Stated task:
Each record below should appear again exactly as written.

Data extracted from a collection:
□ □ □

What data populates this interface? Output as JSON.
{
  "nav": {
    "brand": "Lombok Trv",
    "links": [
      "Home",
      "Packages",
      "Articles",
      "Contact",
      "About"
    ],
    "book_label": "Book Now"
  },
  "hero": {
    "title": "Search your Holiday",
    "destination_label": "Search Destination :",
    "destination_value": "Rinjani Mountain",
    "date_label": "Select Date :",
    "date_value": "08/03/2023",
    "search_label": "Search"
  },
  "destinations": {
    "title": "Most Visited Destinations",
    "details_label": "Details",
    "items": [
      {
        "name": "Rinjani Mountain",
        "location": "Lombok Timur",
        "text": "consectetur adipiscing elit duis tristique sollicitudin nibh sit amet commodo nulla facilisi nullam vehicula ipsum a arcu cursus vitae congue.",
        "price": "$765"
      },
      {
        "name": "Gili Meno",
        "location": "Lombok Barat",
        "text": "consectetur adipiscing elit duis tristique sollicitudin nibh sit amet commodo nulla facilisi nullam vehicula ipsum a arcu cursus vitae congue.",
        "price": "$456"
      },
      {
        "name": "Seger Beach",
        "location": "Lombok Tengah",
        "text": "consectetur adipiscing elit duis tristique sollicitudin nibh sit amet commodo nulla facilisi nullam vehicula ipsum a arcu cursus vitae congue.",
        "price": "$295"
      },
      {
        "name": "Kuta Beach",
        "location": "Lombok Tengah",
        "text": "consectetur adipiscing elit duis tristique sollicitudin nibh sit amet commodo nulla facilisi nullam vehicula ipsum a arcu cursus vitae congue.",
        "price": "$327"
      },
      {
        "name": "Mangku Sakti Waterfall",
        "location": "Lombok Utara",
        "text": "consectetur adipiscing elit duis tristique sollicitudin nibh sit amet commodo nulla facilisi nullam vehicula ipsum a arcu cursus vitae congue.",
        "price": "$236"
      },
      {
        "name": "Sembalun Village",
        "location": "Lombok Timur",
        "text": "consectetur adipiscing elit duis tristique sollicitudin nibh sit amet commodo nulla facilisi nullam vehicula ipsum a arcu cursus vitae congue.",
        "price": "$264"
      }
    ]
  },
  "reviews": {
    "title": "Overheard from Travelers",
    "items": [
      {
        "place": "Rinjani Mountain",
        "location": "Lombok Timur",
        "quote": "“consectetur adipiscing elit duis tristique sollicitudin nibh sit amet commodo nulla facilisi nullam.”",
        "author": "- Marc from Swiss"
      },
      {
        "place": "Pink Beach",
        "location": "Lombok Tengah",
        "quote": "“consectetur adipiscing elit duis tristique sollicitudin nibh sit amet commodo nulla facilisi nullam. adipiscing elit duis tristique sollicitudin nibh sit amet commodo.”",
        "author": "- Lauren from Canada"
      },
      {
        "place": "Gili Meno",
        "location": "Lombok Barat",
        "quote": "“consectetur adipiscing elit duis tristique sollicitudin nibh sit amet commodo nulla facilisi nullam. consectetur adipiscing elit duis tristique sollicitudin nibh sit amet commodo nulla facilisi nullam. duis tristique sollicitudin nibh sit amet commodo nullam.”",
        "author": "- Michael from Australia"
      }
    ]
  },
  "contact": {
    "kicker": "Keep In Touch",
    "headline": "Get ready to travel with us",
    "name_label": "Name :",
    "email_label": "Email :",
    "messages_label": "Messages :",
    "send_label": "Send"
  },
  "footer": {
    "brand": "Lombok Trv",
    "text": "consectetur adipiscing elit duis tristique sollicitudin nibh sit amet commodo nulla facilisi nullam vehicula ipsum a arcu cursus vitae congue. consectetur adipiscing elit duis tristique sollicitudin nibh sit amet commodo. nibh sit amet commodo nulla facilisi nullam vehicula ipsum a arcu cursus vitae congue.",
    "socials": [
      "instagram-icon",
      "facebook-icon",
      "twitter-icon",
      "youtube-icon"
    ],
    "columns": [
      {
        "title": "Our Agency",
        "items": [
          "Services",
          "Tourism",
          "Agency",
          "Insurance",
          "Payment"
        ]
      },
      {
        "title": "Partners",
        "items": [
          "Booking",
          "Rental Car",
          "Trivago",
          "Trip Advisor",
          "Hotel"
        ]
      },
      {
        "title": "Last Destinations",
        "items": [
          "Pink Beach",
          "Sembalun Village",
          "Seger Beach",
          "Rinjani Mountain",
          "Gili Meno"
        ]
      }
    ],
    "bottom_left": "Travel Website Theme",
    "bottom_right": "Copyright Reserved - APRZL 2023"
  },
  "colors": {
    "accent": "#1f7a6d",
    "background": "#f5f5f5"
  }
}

□ □ □

Response:
What data populates this interface? Output as JSON.
{
  "nav": {
    "brand": "Lombok Trv",
    "links": [
      "Home",
      "Packages",
      "Articles",
      "Contact",
      "About"
    ],
    "book_label": "Book Now"
  },
  "hero": {
    "title": "Search your Holiday",
    "destination_label": "Search Destination :",
    "destination_value": "Rinjani Mountain",
    "date_label": "Select Date :",
    "date_value": "08/03/2023",
    "search_label": "Search"
  },
  "destinations": {
    "title": "Most Visited Destinations",
    "details_label": "Details",
    "items": [
      {
        "name": "Rinjani Mountain",
        "location": "Lombok Timur",
        "text": "consectetur adipiscing elit duis tristique sollicitudin nibh sit amet commodo nulla facilisi nullam vehicula ipsum a arcu cursus vitae congue.",
        "price": "$765"
      },
      {
        "name": "Gili Meno",
        "location": "Lombok Barat",
        "text": "consectetur adipiscing elit duis tristique sollicitudin nibh sit amet commodo nulla facilisi nullam vehicula ipsum a arcu cursus vitae congue.",
        "price": "$456"
      },
      {
        "name": "Seger Beach",
        "location": "Lombok Tengah",
        "text": "consectetur adipiscing elit duis tristique sollicitudin nibh sit amet commodo nulla facilisi nullam vehicula ipsum a arcu cursus vitae congue.",
        "price": "$295"
      },
      {
        "name": "Kuta Beach",
        "location": "Lombok Tengah",
        "text": "consectetur adipiscing elit duis tristique sollicitudin nibh sit amet commodo nulla facilisi nullam vehicula ipsum a arcu cursus vitae congue.",
        "price": "$327"
      },
      {
        "name": "Mangku Sakti Waterfall",
        "location": "Lombok Utara",
        "text": "consectetur adipiscing elit duis tristique sollicitudin nibh sit amet commodo nulla facilisi nullam vehicula ipsum a arcu cursus vitae congue.",
        "price": "$236"
      },
      {
        "name": "Sembalun Village",
        "location": "Lombok Timur",
        "text": "consectetur adipiscing elit duis tristique sollicitudin nibh sit amet commodo nulla facilisi nullam vehicula ipsum a arcu cursus vitae congue.",
        "price": "$264"
      }
    ]
  },
  "reviews": {
    "title": "Overheard from Travelers",
    "items": [
      {
        "place": "Rinjani Mountain",
        "location": "Lombok Timur",
        "quote": "“consectetur adipiscing elit duis tristique sollicitudin nibh sit amet commodo nulla facilisi nullam.”",
        "author": "- Marc from Swiss"
      },
      {
        "place": "Pink Beach",
        "location": "Lombok Tengah",
        "quote": "“consectetur adipiscing elit duis tristique sollicitudin nibh sit amet commodo nulla facilisi nullam. adipiscing elit duis tristique sollicitudin nibh sit amet commodo.”",
        "author": "- Lauren from Canada"
      },
      {
        "place": "Gili Meno",
        "location": "Lombok Barat",
        "quote": "“consectetur adipiscing elit duis tristique sollicitudin nibh sit amet commodo nulla facilisi nullam. consectetur adipiscing elit duis tristique sollicitudin nibh sit amet commodo nulla facilisi nullam. duis tristique sollicitudin nibh sit amet commodo nullam.”",
        "author": "- Michael from Australia"
      }
    ]
  },
  "contact": {
    "kicker": "Keep In Touch",
    "headline": "Get ready to travel with us",
    "name_label": "Name :",
    "email_label": "Email :",
    "messages_label": "Messages :",
    "send_label": "Send"
  },
  "footer": {
    "brand": "Lombok Trv",
    "text": "consectetur adipiscing elit duis tristique sollicitudin nibh sit amet commodo nulla facilisi nullam vehicula ipsum a arcu cursus vitae congue. consectetur adipiscing elit duis tristique sollicitudin nibh sit amet commodo. nibh sit amet commodo nulla facilisi nullam vehicula ipsum a arcu cursus vitae congue.",
    "socials": [
      "instagram-icon",
      "facebook-icon",
      "twitter-icon",
      "youtube-icon"
    ],
    "columns": [
      {
        "title": "Our Agency",
        "items": [
          "Services",
          "Tourism",
          "Agency",
          "Insurance",
          "Payment"
        ]
      },
      {
        "title": "Partners",
        "items": [
          "Booking",
          "Rental Car",
          "Trivago",
          "Trip Advisor",
          "Hotel"
        ]
      },
      {
        "title": "Last Destinations",
        "items": [
          "Pink Beach",
          "Sembalun Village",
          "Seger Beach",
          "Rinjani Mountain",
          "Gili Meno"
        ]
      }
    ],
    "bottom_left": "Travel Website Theme",
    "bottom_right": "Copyright Reserved - APRZL 2023"
  },
  "colors": {
    "accent": "#1f7a6d",
    "background": "#f5f5f5"
  }
}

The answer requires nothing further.